### What this task involves
Extract each line of the records below that contains the word "ideología".

— BEGIN —

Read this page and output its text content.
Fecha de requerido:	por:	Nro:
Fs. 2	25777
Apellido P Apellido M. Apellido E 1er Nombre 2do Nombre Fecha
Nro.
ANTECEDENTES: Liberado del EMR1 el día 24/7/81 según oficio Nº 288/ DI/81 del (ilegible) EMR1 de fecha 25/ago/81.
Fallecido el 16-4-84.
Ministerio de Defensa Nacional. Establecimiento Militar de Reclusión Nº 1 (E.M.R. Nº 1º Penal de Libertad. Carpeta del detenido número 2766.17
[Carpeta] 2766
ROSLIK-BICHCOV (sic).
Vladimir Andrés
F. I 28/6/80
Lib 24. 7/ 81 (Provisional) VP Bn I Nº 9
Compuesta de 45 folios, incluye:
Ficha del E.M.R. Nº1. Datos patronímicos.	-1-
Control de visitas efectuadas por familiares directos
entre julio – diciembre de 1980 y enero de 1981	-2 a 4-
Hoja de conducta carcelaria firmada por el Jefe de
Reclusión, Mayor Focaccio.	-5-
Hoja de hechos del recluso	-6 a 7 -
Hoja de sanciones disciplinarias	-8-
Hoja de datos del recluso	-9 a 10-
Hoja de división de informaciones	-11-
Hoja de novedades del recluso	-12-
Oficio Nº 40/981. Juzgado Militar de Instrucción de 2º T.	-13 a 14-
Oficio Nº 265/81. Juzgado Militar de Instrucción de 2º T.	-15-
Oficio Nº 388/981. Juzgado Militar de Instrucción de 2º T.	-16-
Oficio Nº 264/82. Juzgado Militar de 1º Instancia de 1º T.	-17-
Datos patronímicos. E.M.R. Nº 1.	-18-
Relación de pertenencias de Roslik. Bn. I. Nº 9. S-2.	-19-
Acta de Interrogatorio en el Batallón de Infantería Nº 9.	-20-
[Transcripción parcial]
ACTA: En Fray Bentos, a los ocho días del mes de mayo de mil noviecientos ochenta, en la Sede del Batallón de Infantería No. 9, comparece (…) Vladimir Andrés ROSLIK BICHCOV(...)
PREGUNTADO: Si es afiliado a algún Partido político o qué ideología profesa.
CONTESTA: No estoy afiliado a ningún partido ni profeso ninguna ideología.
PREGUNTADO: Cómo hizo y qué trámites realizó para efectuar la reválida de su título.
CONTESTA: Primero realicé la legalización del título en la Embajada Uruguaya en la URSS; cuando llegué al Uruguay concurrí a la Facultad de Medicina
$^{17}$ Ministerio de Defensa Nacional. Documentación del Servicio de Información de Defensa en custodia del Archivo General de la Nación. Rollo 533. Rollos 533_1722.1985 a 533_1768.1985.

— END —

### Final result
PREGUNTADO: Si es afiliado a algún Partido político o qué ideología profesa.
CONTESTA: No estoy afiliado a ningún partido ni profeso ninguna ideología.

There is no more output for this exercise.